** begin **

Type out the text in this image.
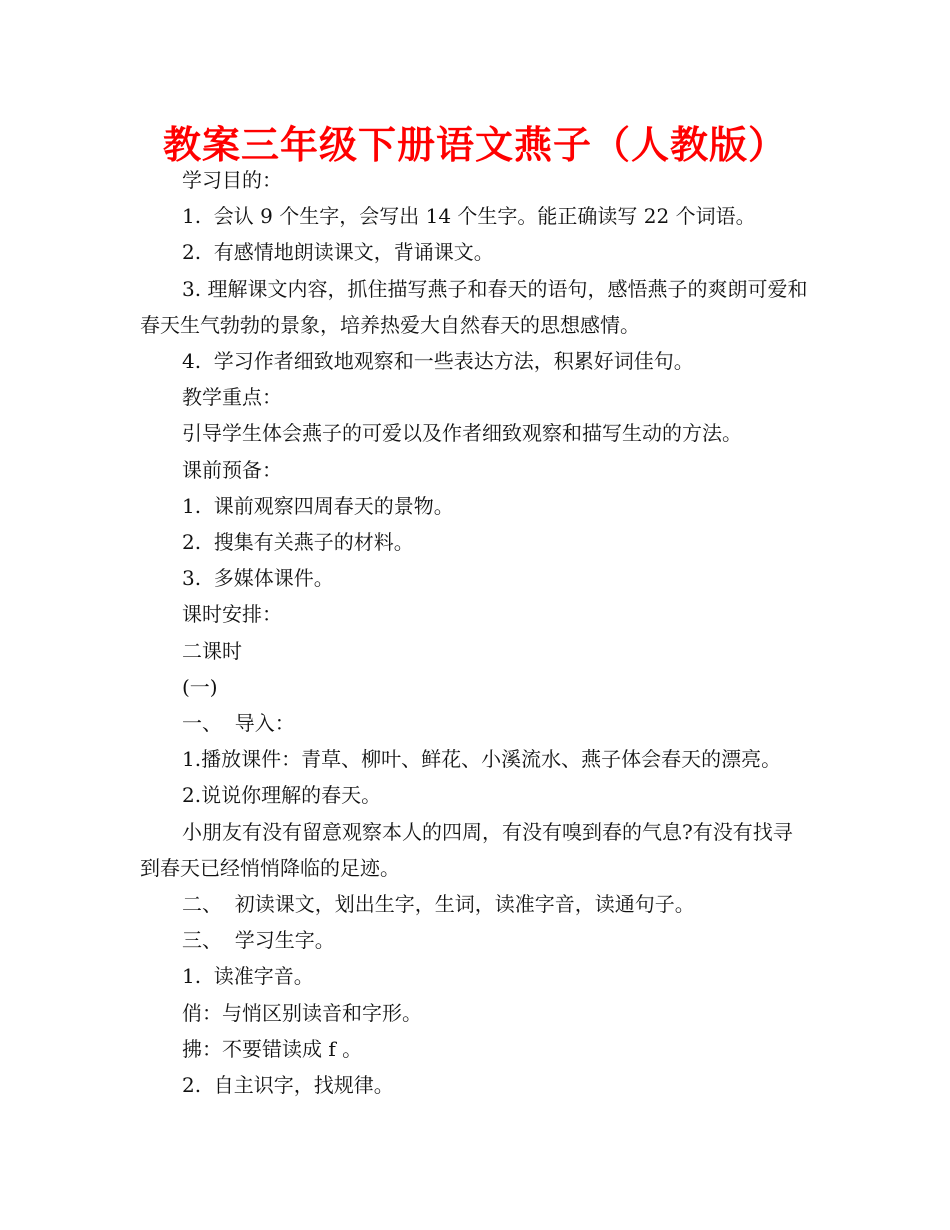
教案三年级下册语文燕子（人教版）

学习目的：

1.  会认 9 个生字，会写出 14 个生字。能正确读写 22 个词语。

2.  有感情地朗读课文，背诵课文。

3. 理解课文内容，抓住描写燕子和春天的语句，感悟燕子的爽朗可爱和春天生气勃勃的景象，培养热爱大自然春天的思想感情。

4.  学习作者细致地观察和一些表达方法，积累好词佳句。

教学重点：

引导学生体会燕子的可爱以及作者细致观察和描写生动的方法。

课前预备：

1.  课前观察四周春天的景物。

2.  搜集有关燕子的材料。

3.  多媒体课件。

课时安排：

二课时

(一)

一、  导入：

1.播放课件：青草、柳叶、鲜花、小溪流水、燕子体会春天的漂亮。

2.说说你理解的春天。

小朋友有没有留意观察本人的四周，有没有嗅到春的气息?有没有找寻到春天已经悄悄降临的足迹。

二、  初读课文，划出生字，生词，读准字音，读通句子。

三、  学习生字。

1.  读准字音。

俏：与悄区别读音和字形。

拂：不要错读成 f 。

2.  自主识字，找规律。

** end **

What the exercise asks> Reproduce the full listing faithfully, but do not carry over any pictures.

The reply>
Type out the text in this image.
教案三年级下册语文燕子（人教版）

学习目的：

1.  会认 9 个生字，会写出 14 个生字。能正确读写 22 个词语。

2.  有感情地朗读课文，背诵课文。

3. 理解课文内容，抓住描写燕子和春天的语句，感悟燕子的爽朗可爱和春天生气勃勃的景象，培养热爱大自然春天的思想感情。

4.  学习作者细致地观察和一些表达方法，积累好词佳句。

教学重点：

引导学生体会燕子的可爱以及作者细致观察和描写生动的方法。

课前预备：

1.  课前观察四周春天的景物。

2.  搜集有关燕子的材料。

3.  多媒体课件。

课时安排：

二课时

(一)

一、  导入：

1.播放课件：青草、柳叶、鲜花、小溪流水、燕子体会春天的漂亮。

2.说说你理解的春天。

小朋友有没有留意观察本人的四周，有没有嗅到春的气息?有没有找寻到春天已经悄悄降临的足迹。

二、  初读课文，划出生字，生词，读准字音，读通句子。

三、  学习生字。

1.  读准字音。

俏：与悄区别读音和字形。

拂：不要错读成 f 。

2.  自主识字，找规律。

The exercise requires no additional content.